#### [Aim]
Reproduce each line of the entries below verbatim, without any change.

Saved entries
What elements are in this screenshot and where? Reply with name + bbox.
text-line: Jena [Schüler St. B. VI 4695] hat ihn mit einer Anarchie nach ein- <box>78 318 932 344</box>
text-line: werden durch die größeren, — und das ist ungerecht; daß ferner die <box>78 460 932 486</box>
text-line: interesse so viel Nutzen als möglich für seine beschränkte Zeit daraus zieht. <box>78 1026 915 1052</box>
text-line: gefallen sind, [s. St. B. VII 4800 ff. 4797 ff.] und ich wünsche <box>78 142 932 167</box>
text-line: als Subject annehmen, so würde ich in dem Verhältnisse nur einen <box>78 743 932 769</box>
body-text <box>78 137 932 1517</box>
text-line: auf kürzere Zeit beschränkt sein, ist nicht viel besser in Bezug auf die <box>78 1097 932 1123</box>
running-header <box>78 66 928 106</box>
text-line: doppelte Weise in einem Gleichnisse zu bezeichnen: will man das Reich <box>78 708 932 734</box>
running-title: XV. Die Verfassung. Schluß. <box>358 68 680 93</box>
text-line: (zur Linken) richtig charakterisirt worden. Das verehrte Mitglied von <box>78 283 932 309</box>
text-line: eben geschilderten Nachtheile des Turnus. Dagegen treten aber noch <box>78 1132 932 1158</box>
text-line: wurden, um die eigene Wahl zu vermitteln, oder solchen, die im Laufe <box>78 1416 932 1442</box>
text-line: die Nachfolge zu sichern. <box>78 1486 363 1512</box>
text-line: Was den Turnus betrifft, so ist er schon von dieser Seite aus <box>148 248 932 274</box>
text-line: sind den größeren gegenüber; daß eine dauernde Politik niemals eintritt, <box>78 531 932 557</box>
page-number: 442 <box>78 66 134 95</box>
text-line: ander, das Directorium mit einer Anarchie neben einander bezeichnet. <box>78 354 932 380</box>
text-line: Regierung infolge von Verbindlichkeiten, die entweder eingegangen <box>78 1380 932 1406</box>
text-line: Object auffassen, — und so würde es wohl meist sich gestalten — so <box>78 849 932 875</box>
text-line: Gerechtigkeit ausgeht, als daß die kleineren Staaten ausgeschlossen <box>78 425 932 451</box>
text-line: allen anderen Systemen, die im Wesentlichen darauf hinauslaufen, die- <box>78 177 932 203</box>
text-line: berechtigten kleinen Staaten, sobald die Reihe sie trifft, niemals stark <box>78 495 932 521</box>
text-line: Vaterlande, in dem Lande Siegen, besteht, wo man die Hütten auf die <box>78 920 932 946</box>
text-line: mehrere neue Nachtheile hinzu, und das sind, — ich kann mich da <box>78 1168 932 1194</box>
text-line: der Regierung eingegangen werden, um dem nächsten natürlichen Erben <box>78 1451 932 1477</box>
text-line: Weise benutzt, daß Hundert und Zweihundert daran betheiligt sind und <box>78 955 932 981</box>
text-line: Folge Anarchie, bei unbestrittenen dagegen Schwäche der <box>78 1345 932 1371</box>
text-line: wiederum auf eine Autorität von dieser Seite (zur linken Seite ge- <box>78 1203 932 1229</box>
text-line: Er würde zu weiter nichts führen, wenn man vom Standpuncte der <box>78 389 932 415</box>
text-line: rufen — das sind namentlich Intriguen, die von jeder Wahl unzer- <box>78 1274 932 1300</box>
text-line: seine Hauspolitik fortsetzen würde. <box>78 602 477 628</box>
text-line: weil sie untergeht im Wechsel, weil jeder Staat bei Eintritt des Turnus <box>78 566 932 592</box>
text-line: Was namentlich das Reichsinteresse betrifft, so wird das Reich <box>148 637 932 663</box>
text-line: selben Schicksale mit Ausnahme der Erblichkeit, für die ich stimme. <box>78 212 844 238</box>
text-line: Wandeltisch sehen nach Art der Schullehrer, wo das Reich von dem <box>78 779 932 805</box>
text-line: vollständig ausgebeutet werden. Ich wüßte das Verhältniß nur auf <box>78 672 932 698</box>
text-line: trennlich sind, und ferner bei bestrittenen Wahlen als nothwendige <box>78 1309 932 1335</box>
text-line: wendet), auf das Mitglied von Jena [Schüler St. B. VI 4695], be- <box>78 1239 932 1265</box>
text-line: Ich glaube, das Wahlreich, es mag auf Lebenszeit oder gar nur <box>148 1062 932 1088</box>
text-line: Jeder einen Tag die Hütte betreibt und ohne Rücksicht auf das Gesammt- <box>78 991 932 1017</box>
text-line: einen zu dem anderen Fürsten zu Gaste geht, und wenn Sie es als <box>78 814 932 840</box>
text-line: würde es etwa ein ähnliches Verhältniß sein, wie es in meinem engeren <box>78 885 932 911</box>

#### [The answer]
What elements are in this screenshot and where? Reply with name + bbox.
text-line: Jena [Schüler St. B. VI 4695] hat ihn mit einer Anarchie nach ein- <box>78 318 932 344</box>
text-line: werden durch die größeren, — und das ist ungerecht; daß ferner die <box>78 460 932 486</box>
text-line: interesse so viel Nutzen als möglich für seine beschränkte Zeit daraus zieht. <box>78 1026 915 1052</box>
text-line: gefallen sind, [s. St. B. VII 4800 ff. 4797 ff.] und ich wünsche <box>78 142 932 167</box>
text-line: als Subject annehmen, so würde ich in dem Verhältnisse nur einen <box>78 743 932 769</box>
body-text <box>78 137 932 1517</box>
text-line: auf kürzere Zeit beschränkt sein, ist nicht viel besser in Bezug auf die <box>78 1097 932 1123</box>
running-header <box>78 66 928 106</box>
text-line: doppelte Weise in einem Gleichnisse zu bezeichnen: will man das Reich <box>78 708 932 734</box>
running-title: XV. Die Verfassung. Schluß. <box>358 68 680 93</box>
text-line: (zur Linken) richtig charakterisirt worden. Das verehrte Mitglied von <box>78 283 932 309</box>
text-line: eben geschilderten Nachtheile des Turnus. Dagegen treten aber noch <box>78 1132 932 1158</box>
text-line: wurden, um die eigene Wahl zu vermitteln, oder solchen, die im Laufe <box>78 1416 932 1442</box>
text-line: die Nachfolge zu sichern. <box>78 1486 363 1512</box>
text-line: Was den Turnus betrifft, so ist er schon von dieser Seite aus <box>148 248 932 274</box>
text-line: sind den größeren gegenüber; daß eine dauernde Politik niemals eintritt, <box>78 531 932 557</box>
page-number: 442 <box>78 66 134 95</box>
text-line: ander, das Directorium mit einer Anarchie neben einander bezeichnet. <box>78 354 932 380</box>
text-line: Regierung infolge von Verbindlichkeiten, die entweder eingegangen <box>78 1380 932 1406</box>
text-line: Object auffassen, — und so würde es wohl meist sich gestalten — so <box>78 849 932 875</box>
text-line: Gerechtigkeit ausgeht, als daß die kleineren Staaten ausgeschlossen <box>78 425 932 451</box>
text-line: allen anderen Systemen, die im Wesentlichen darauf hinauslaufen, die- <box>78 177 932 203</box>
text-line: berechtigten kleinen Staaten, sobald die Reihe sie trifft, niemals stark <box>78 495 932 521</box>
text-line: Vaterlande, in dem Lande Siegen, besteht, wo man die Hütten auf die <box>78 920 932 946</box>
text-line: mehrere neue Nachtheile hinzu, und das sind, — ich kann mich da <box>78 1168 932 1194</box>
text-line: der Regierung eingegangen werden, um dem nächsten natürlichen Erben <box>78 1451 932 1477</box>
text-line: Weise benutzt, daß Hundert und Zweihundert daran betheiligt sind und <box>78 955 932 981</box>
text-line: Folge Anarchie, bei unbestrittenen dagegen Schwäche der <box>78 1345 932 1371</box>
text-line: wiederum auf eine Autorität von dieser Seite (zur linken Seite ge- <box>78 1203 932 1229</box>
text-line: Er würde zu weiter nichts führen, wenn man vom Standpuncte der <box>78 389 932 415</box>
text-line: rufen — das sind namentlich Intriguen, die von jeder Wahl unzer- <box>78 1274 932 1300</box>
text-line: seine Hauspolitik fortsetzen würde. <box>78 602 477 628</box>
text-line: weil sie untergeht im Wechsel, weil jeder Staat bei Eintritt des Turnus <box>78 566 932 592</box>
text-line: Was namentlich das Reichsinteresse betrifft, so wird das Reich <box>148 637 932 663</box>
text-line: selben Schicksale mit Ausnahme der Erblichkeit, für die ich stimme. <box>78 212 844 238</box>
text-line: Wandeltisch sehen nach Art der Schullehrer, wo das Reich von dem <box>78 779 932 805</box>
text-line: vollständig ausgebeutet werden. Ich wüßte das Verhältniß nur auf <box>78 672 932 698</box>
text-line: trennlich sind, und ferner bei bestrittenen Wahlen als nothwendige <box>78 1309 932 1335</box>
text-line: wendet), auf das Mitglied von Jena [Schüler St. B. VI 4695], be- <box>78 1239 932 1265</box>
text-line: Ich glaube, das Wahlreich, es mag auf Lebenszeit oder gar nur <box>148 1062 932 1088</box>
text-line: Jeder einen Tag die Hütte betreibt und ohne Rücksicht auf das Gesammt- <box>78 991 932 1017</box>
text-line: einen zu dem anderen Fürsten zu Gaste geht, und wenn Sie es als <box>78 814 932 840</box>
text-line: würde es etwa ein ähnliches Verhältniß sein, wie es in meinem engeren <box>78 885 932 911</box>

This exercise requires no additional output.